(Box annotation data)
_____
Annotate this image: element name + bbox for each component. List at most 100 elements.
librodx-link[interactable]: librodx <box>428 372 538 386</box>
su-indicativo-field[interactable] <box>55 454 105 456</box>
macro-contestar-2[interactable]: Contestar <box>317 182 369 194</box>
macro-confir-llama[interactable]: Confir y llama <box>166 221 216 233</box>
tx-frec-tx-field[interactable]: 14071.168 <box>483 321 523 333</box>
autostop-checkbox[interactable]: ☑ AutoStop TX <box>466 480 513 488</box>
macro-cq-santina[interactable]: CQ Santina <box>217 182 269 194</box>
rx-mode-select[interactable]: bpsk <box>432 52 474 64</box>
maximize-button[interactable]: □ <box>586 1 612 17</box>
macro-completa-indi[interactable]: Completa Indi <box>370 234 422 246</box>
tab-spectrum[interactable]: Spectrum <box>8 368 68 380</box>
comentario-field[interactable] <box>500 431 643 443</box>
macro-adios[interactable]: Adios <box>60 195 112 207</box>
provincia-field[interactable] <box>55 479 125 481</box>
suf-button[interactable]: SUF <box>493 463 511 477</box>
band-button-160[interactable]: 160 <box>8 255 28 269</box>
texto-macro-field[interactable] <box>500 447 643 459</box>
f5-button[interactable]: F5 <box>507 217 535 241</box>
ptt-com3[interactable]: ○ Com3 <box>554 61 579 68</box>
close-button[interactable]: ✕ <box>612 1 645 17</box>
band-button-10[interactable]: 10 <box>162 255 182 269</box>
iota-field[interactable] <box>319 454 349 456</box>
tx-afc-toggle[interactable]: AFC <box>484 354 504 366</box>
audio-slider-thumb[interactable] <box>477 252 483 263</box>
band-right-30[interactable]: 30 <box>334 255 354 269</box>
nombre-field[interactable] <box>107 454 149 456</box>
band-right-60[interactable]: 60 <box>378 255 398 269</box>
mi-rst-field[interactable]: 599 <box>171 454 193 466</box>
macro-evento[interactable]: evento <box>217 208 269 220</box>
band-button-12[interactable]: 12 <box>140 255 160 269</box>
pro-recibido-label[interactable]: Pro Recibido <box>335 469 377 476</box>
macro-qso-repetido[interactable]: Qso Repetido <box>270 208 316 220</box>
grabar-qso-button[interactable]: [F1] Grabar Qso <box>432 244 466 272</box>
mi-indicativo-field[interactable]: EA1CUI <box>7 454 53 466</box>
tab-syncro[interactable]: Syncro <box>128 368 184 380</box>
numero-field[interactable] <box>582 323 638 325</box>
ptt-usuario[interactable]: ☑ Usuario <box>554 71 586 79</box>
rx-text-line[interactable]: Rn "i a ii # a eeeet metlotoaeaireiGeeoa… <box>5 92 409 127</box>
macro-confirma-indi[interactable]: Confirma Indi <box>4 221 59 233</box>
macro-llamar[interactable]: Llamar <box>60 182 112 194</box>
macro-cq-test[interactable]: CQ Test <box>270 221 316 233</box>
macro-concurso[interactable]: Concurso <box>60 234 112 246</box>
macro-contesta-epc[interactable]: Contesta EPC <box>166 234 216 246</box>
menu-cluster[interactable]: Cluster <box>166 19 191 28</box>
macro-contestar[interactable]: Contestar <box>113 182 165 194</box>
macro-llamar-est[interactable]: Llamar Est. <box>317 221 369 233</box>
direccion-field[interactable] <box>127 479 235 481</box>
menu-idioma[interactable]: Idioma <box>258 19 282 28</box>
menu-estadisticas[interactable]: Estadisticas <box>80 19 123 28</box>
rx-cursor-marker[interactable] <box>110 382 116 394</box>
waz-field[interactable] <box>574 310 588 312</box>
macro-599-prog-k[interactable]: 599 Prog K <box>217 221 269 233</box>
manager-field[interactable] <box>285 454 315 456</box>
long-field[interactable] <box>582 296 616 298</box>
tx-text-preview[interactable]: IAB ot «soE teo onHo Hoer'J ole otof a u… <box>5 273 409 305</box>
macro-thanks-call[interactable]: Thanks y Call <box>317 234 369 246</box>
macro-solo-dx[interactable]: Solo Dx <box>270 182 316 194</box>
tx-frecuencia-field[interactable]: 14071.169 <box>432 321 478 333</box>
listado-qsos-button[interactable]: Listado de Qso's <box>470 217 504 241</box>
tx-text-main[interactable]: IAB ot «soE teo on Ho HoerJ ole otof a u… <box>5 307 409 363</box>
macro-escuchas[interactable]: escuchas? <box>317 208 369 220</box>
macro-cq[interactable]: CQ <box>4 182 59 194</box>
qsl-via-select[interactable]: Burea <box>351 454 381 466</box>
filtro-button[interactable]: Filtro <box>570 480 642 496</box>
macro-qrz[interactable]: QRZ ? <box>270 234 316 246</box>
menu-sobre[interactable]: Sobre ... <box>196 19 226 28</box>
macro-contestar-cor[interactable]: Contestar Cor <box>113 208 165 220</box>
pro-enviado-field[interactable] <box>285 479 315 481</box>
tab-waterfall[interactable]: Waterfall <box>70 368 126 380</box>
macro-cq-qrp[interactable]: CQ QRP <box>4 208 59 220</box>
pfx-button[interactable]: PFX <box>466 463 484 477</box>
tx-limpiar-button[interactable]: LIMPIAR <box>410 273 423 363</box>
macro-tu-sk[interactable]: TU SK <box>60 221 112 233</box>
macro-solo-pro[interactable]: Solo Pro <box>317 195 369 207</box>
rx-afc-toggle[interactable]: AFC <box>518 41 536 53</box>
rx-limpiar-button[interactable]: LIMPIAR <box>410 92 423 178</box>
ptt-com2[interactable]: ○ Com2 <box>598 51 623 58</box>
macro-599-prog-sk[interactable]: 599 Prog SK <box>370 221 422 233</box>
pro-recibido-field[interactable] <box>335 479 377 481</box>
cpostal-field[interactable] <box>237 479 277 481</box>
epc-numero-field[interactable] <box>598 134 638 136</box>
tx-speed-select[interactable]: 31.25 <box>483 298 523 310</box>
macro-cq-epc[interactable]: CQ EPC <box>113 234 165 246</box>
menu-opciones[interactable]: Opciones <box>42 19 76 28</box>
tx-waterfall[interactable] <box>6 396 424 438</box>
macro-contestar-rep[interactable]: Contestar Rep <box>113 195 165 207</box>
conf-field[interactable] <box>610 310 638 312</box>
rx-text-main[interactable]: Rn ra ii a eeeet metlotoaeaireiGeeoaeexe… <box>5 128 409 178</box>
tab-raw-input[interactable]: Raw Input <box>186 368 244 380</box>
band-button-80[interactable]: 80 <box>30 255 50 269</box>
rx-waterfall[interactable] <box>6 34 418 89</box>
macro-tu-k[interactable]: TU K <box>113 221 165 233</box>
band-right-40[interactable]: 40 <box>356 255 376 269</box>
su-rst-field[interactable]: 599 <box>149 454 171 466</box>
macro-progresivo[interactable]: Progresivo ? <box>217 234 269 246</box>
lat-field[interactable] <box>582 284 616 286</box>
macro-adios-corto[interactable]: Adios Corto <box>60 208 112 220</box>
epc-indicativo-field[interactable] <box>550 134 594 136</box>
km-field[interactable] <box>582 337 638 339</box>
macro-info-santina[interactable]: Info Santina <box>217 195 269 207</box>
_____
Short exercise
Extract each line from the records above that contains the string "otof".

Response for this exercise
tx-text-preview[interactable]: IAB ot «soE teo onHo Hoer'J ole otof a u… <box>5 273 409 305</box>
tx-text-main[interactable]: IAB ot «soE teo on Ho HoerJ ole otof a u… <box>5 307 409 363</box>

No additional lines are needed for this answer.